Quote the entries word for word. Omit the pictures.
>>>>
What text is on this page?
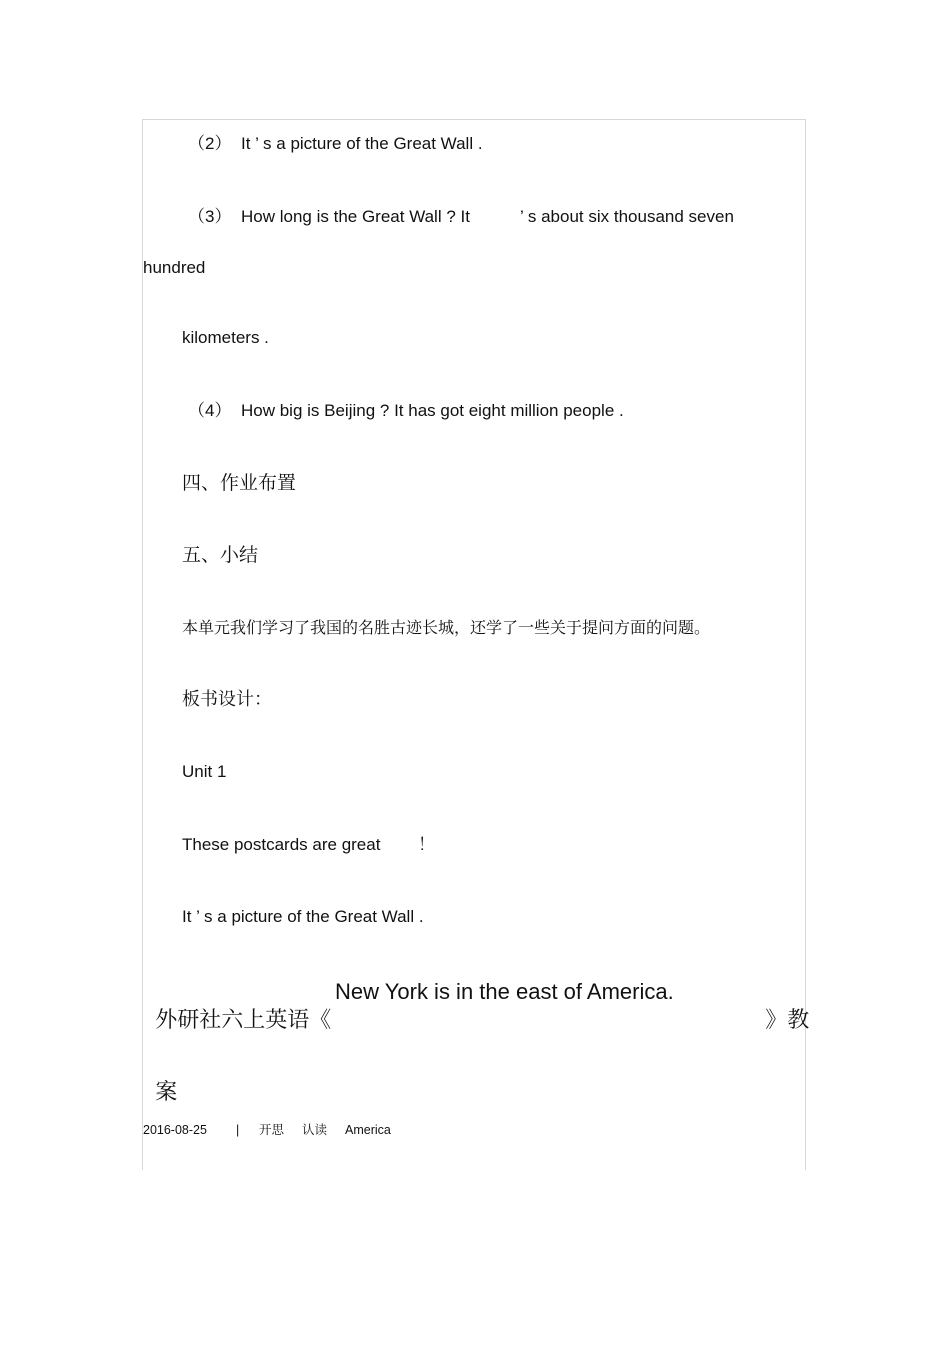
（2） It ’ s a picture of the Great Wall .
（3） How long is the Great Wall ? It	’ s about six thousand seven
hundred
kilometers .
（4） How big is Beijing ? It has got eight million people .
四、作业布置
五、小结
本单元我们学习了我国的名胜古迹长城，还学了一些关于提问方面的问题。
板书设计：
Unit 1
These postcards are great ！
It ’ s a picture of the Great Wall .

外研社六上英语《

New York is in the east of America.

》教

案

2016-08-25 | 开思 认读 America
<<<<
## Solved exercise
What text is on this page?
（2） It ’ s a picture of the Great Wall .
（3） How long is the Great Wall ? It	’ s about six thousand seven
hundred
kilometers .
（4） How big is Beijing ? It has got eight million people .
四、作业布置
五、小结
本单元我们学习了我国的名胜古迹长城，还学了一些关于提问方面的问题。
板书设计：
Unit 1
These postcards are great ！
It ’ s a picture of the Great Wall .

外研社六上英语《

New York is in the east of America.

》教

案

2016-08-25 | 开思 认读 America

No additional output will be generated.